━━ SUPPLIED ENTRIES

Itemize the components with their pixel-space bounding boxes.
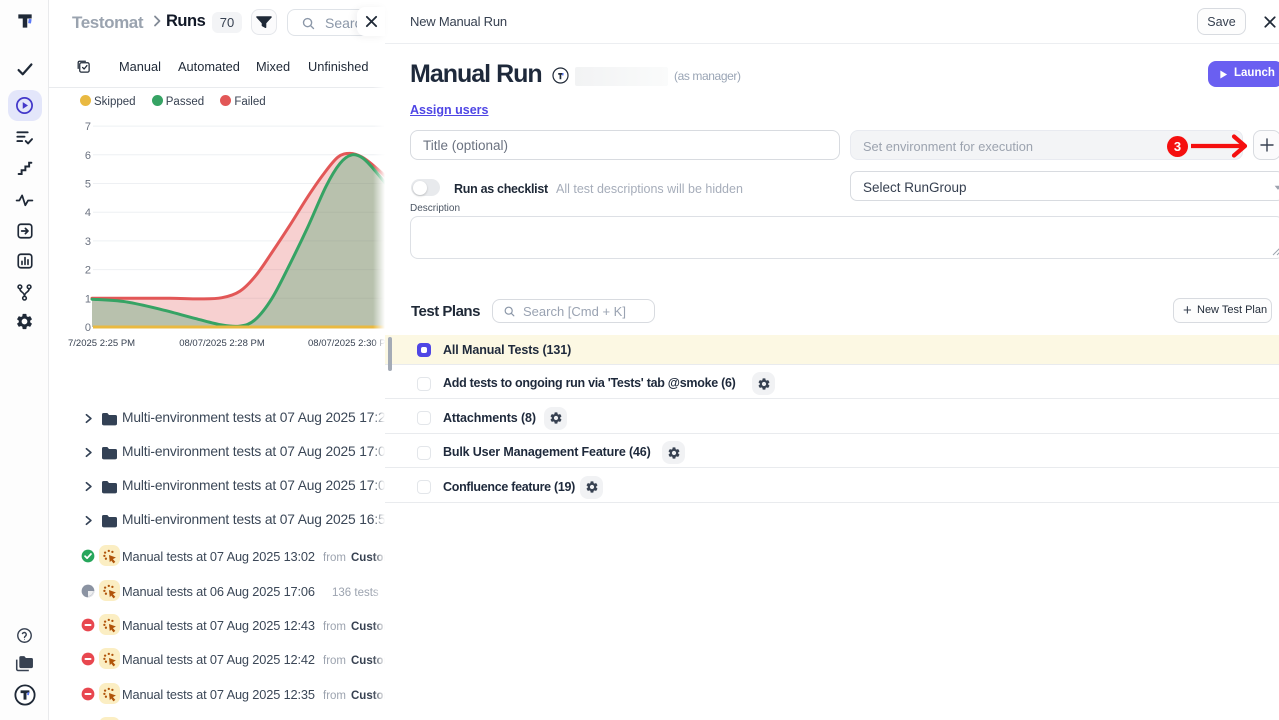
svg-text:0: 0 [85, 322, 91, 334]
svg-text:2: 2 [85, 265, 91, 277]
svg-text:5: 5 [85, 179, 91, 191]
svg-text:1: 1 [85, 293, 91, 305]
svg-text:4: 4 [85, 207, 91, 219]
svg-text:6: 6 [85, 150, 91, 162]
svg-text:7/2025 2:25 PM: 7/2025 2:25 PM [68, 338, 135, 349]
svg-text:7: 7 [85, 121, 91, 133]
svg-text:08/07/2025 2:28 PM: 08/07/2025 2:28 PM [179, 338, 265, 349]
svg-text:3: 3 [85, 236, 91, 248]
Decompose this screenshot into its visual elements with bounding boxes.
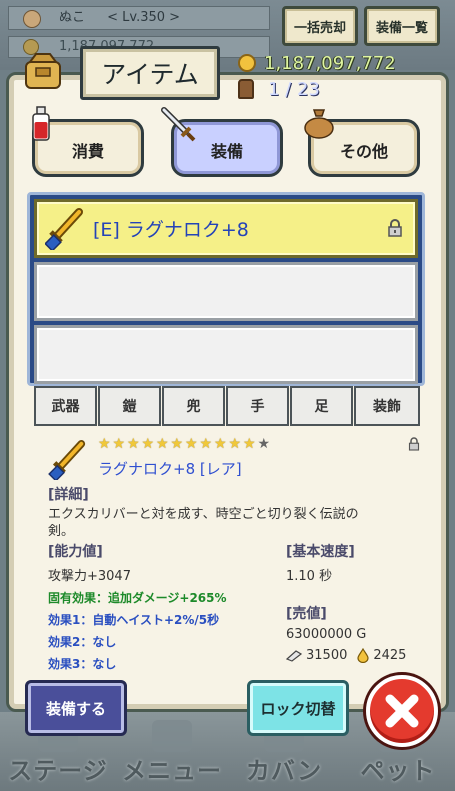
effect-2: 効果2：なし [48,635,117,649]
coin-icon [238,54,256,72]
sword-icon [161,107,196,142]
effect-3: 効果3：なし [48,657,117,671]
pouch-icon [304,109,334,139]
item-name: [E] ラグナロク+8 [93,219,249,241]
drop-count: 2425 [373,648,407,663]
tab-consumable-label: 消費 [71,142,104,161]
list-item[interactable]: [E] ラグナロク+8 [34,199,418,258]
star-filled-icon: ★ [170,436,184,452]
stats-heading: [能力値] [48,544,103,560]
nav-pet-label: ペット [360,757,436,785]
lock-icon [408,437,420,451]
stone-count: 31500 [306,648,348,663]
bag-icon [25,53,61,89]
tab-equipment-label: 装備 [210,142,243,161]
nav-stage[interactable]: ステージ [6,720,110,786]
star-filled-icon: ★ [98,436,111,452]
backpack-icon [238,79,254,99]
item-detail-title: ラグナロク+8 [レア] [98,460,242,478]
nav-pet[interactable]: ペット [350,720,446,786]
rarity-stars: ★ ★ ★ ★ ★ ★ ★ ★ ★ ★ ★ ★ [98,437,272,451]
effect-1: 効果1：自動ヘイスト+2%/5秒 [48,613,220,627]
star-filled-icon: ★ [141,436,155,452]
bulk-sell-button[interactable]: 一括売却 [282,6,358,46]
gold-amount: 1,187,097,772 [264,52,396,74]
player-avatar-icon [23,10,41,28]
tab-weapon[interactable]: 武器 [34,386,97,426]
star-filled-icon: ★ [243,436,256,452]
tab-accessory[interactable]: 装飾 [354,386,420,426]
empty-item-slot[interactable] [34,262,418,321]
star-filled-icon: ★ [127,436,140,452]
star-filled-icon: ★ [112,436,126,452]
lock-toggle-button[interactable]: ロック切替 [247,680,349,736]
tab-helmet[interactable]: 兜 [162,386,225,426]
star-filled-icon: ★ [156,436,169,452]
tab-armor[interactable]: 鎧 [98,386,161,426]
tab-boots[interactable]: 足 [290,386,353,426]
description-line: 剣。 [48,524,75,539]
sell-price: 63000000 G [286,627,367,642]
golden-sword-icon [45,208,83,250]
star-filled-icon: ★ [185,436,198,452]
gold-counter: 1,187,097,772 [238,52,428,74]
star-filled-icon: ★ [214,436,227,452]
inventory-capacity: 1 / 23 [238,78,368,100]
drop-icon [357,648,369,663]
nav-bag[interactable]: カバン [236,720,332,786]
close-icon [385,694,419,728]
item-list[interactable]: [E] ラグナロク+8 [27,192,425,386]
nav-menu-label: メニュー [122,757,222,785]
star-filled-icon: ★ [199,436,213,452]
close-button[interactable] [366,675,438,747]
player-info: ぬこ < Lv.350 > [8,6,270,30]
player-name: ぬこ [59,10,86,25]
capacity-value: 1 / 23 [268,78,320,100]
nav-stage-label: ステージ [8,757,108,785]
star-filled-icon: ★ [228,436,242,452]
tab-other-label: その他 [339,142,388,161]
panel-title: アイテム [80,46,220,100]
nav-bag-label: カバン [245,757,323,785]
golden-sword-icon [48,440,86,480]
equip-list-button[interactable]: 装備一覧 [364,6,440,46]
empty-item-slot[interactable] [34,325,418,384]
speed-heading: [基本速度] [286,544,355,560]
attack-stat: 攻撃力+3047 [48,569,131,584]
menu-icon [152,720,192,752]
sell-materials: 31500 2425 [286,648,406,663]
lock-icon [388,219,402,237]
description-line: エクスカリバーと対を成す、時空ごと切り裂く伝説の [48,507,359,522]
unique-effect: 固有効果：追加ダメージ+265% [48,591,227,605]
speed-value: 1.10 秒 [286,569,333,584]
star-empty-icon: ★ [257,436,271,452]
potion-icon [32,106,50,141]
stone-icon [286,649,302,662]
player-level: < Lv.350 > [107,10,181,25]
equip-button[interactable]: 装備する [25,680,127,736]
tab-gloves[interactable]: 手 [226,386,289,426]
price-heading: [売値] [286,606,327,622]
description-heading: [詳細] [48,487,89,503]
nav-menu[interactable]: メニュー [120,720,224,786]
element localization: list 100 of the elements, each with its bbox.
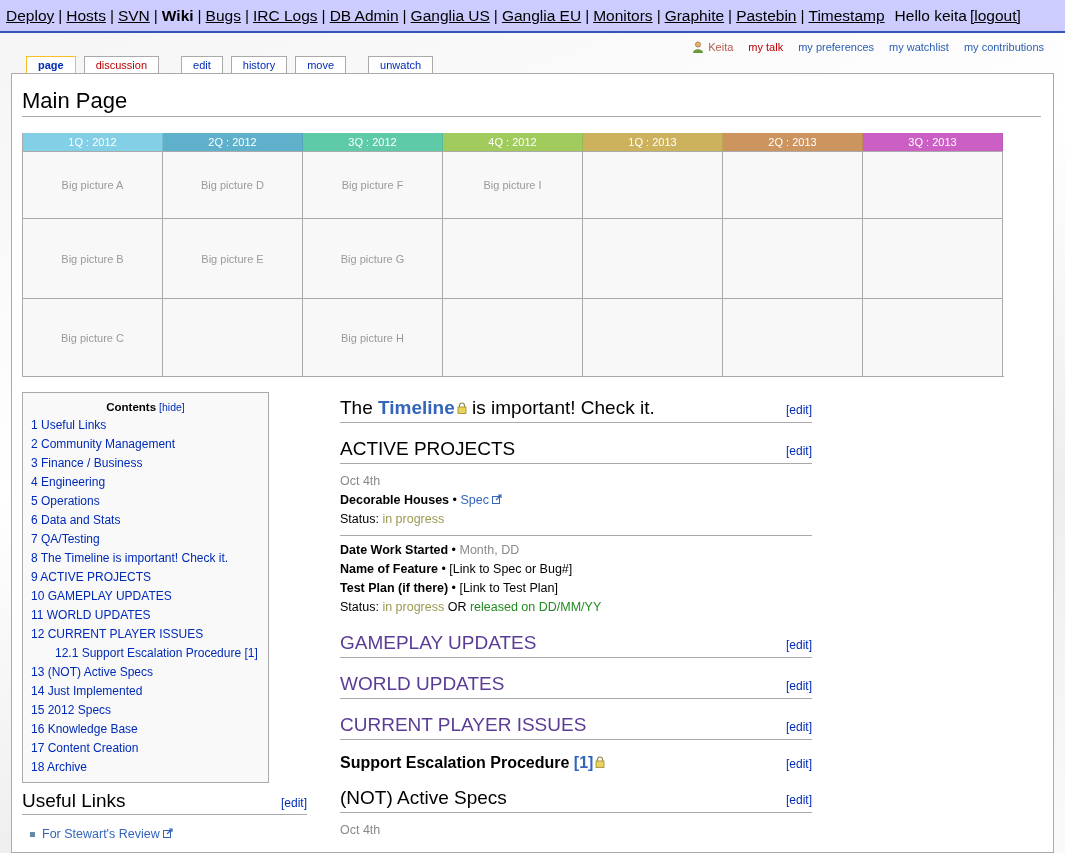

━━━━

| GIVEN TASK |
Report each line of the records in which the string "title" appears, copying every such line in full.

| REPLY |
item-detail-title: ラグナロク+8 [レア] [98,460,242,478]
panel-title: アイテム [80,46,220,100]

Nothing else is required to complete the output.